▶ **Extracted text**
▬▬▬▬▬▬▬▬▬▬

Games » New York YankeesAug12
Jason Kendall struck out to end this game with the tying run on third. I’ve been asked how I can watch this many games (seems like about 2,111 so far) played by a team that has won so little. At-bats like this are the reason I stay interested.
OK, here we go: Bottom of the ninth, two out, tying run on third, winning run on first, Kendall at the plate. Everybody knows Jason likes the ball out over the plate, so that might dictate that you pitch inside. On the other hand, teams don’t like to get beat inside late. That’s where the power is, and even though Kendall hasn’t hit a home run since Ronald Reagan was president, the Yankees have clearly decided they can live with him flipping a ball into right to tie the game, but don’t want him driving the gap and allowing the winning run (represented by pinch-runner Chris Getz) to score from first.
0-0: The first pitch from Yankees reliever David Robertson is a low and away fastball at 94 mph. It misses.
1-0: Another 94-mph fastball, this time a strike, but too low for Kendall’s liking.

▬▬▬▬▬▬▬▬▬▬

▶ **Supplied material**
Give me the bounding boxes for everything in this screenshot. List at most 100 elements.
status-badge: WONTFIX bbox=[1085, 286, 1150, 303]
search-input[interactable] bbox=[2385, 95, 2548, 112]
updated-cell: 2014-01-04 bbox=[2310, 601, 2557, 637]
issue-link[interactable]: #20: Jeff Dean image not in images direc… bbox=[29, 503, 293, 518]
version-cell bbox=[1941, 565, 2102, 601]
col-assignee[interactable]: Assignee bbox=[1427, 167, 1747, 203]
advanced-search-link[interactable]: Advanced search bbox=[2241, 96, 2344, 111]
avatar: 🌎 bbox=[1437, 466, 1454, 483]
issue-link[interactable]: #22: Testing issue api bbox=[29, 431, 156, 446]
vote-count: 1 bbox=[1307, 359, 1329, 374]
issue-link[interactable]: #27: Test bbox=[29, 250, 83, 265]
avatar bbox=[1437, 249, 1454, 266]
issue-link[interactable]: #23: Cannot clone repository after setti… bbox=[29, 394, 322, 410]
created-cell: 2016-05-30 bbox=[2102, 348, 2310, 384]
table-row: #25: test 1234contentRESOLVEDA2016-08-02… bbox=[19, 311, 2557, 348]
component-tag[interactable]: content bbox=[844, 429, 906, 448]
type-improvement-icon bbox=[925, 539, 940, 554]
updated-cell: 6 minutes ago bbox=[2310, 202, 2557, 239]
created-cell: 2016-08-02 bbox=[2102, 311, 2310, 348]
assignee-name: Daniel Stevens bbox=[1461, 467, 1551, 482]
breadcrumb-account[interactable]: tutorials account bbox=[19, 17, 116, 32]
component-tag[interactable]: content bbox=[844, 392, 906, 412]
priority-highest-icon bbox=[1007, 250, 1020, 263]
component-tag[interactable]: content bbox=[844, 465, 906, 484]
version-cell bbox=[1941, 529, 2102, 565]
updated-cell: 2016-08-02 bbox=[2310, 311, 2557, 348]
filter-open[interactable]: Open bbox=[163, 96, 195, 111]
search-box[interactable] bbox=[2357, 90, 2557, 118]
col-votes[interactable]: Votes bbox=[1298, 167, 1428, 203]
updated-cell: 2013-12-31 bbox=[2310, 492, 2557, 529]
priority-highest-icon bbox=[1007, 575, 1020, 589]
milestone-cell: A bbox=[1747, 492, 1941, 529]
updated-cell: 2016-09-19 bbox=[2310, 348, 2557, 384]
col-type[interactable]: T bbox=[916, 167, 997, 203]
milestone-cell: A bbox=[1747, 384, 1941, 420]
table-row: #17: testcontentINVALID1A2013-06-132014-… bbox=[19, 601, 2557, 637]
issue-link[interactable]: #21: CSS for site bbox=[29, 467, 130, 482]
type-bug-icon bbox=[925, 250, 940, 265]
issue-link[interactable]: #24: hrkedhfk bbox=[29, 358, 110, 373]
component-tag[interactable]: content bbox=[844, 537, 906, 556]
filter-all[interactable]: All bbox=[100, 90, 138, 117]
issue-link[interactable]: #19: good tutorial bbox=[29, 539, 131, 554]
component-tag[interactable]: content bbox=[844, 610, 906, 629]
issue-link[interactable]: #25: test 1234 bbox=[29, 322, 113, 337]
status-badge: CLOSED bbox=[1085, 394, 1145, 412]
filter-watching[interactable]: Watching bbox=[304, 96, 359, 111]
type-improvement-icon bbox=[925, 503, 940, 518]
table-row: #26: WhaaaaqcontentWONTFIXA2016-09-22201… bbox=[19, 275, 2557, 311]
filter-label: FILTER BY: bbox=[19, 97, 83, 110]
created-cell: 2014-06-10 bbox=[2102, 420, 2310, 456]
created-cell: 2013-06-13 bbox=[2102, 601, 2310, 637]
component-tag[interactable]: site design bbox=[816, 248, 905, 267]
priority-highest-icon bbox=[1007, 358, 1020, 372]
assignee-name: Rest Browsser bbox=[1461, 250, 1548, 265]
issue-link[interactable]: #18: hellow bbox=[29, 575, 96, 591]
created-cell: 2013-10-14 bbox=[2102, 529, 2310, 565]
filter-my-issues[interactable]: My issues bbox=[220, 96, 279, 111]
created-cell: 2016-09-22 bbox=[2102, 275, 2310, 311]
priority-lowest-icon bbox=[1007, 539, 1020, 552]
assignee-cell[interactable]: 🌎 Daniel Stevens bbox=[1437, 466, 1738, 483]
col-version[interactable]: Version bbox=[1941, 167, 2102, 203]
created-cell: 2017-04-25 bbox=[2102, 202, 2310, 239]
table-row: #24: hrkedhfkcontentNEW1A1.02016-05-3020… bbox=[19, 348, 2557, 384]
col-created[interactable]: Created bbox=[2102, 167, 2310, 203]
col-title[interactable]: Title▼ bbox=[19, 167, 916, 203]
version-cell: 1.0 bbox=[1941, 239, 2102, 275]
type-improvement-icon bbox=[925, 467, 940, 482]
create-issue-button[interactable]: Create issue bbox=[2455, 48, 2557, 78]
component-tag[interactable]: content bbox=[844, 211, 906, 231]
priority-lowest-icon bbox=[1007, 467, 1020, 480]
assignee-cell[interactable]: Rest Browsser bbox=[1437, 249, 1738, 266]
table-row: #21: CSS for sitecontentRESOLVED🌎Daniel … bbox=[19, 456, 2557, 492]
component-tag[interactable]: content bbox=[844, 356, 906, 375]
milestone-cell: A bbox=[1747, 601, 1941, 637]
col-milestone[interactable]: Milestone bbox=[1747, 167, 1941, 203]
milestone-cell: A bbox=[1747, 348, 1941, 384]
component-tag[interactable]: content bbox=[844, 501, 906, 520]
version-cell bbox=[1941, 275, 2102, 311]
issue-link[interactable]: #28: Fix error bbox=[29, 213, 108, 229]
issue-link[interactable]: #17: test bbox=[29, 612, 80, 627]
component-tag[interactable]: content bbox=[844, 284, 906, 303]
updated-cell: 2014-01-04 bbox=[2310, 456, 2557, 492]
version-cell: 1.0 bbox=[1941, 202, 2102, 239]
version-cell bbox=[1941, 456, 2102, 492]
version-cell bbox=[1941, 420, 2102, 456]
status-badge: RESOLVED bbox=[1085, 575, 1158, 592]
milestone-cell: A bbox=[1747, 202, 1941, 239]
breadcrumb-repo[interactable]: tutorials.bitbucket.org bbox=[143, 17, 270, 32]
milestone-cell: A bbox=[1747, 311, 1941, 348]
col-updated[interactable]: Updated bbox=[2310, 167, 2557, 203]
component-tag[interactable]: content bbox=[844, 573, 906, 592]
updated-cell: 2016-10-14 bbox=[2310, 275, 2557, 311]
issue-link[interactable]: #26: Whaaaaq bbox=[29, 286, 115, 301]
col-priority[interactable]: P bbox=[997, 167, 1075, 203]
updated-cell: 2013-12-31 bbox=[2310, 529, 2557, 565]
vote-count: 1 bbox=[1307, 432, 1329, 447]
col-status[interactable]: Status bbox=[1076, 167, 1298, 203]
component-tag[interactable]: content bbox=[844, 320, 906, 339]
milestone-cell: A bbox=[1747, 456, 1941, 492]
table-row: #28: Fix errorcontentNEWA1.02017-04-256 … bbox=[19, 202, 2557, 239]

▬▬▬▬▬▬▬▬▬▬

▶ **Goals**
**a)** Name every person mentioned in the baseball game account.
**b)** Extend the baseball game account, picking up after its last sentence.

▶ **Task-by-task results**
**a)** Jason Kendall, Ronald Reagan, David Robertson, Chris Getz

**b)**
1-1: An 84-mph curve that starts in the zone and dives out. There’s only a split-second (or maybe like a 10th of a split-second) to make a decision about the ball’s final location. Kendall guesses wrong but fouls it off.
1-2: Another 94-mph fastball. It’s well outside, but Kendall dives to the outside corner and fouls it straight back. When a ball is fouled straight back, it means the hitter’s timing is right on. The pitcher has some options at this point: He can safely go up out of the zone since the hitter’s swing was under the ball; he can change speeds to mess with the hitter’s timing or, if he has a pitch to waste, he can use a “purpose pitch” to set up the “out pitch.”
Robertson wants to clear the outside corner since Kendall can clearly handle a ball well off the plate. So he goes up and in at 91 mph and narrowly misses hitting Jason in the face. Kendall has been hit by a pitch 253 times. I’m guessing it’s mainly because he refuses to back off in this situation and concede the outside corner to the pitcher.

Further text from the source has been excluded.